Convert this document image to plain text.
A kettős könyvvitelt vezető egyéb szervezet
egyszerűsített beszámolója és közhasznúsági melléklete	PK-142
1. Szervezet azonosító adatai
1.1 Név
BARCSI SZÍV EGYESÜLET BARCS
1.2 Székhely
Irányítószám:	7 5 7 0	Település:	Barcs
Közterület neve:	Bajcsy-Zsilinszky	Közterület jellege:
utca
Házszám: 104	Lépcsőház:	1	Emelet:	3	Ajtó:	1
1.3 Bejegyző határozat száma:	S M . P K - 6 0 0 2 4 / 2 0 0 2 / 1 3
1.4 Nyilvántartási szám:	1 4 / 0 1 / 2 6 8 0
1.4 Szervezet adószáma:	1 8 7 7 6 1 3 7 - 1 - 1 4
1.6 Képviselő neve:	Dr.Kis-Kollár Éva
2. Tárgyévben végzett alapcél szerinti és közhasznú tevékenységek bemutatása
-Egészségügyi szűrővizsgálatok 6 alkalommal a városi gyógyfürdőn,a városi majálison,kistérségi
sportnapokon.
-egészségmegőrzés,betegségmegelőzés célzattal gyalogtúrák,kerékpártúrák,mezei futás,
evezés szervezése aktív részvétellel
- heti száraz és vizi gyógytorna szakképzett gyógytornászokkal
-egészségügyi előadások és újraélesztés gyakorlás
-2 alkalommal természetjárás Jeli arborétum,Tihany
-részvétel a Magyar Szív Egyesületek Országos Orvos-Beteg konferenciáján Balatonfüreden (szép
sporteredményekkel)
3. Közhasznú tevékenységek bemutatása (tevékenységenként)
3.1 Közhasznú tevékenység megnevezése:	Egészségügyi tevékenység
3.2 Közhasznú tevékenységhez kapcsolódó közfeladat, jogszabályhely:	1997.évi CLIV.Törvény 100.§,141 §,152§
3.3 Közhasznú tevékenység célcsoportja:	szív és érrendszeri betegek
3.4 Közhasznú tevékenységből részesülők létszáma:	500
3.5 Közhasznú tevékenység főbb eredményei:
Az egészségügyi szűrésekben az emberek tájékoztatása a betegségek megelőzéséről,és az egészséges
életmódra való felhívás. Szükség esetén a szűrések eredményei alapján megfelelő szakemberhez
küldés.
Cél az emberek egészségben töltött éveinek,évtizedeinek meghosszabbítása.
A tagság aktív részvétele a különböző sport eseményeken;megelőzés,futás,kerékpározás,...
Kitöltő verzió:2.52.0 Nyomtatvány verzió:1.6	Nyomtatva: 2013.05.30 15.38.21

· · · ·

Exercise details »
List all lines where "alkalommal" occurs.

Task answer »
-Egészségügyi szűrővizsgálatok 6 alkalommal a városi gyógyfürdőn,a városi majálison,kistérségi
-2 alkalommal természetjárás Jeli arborétum,Tihany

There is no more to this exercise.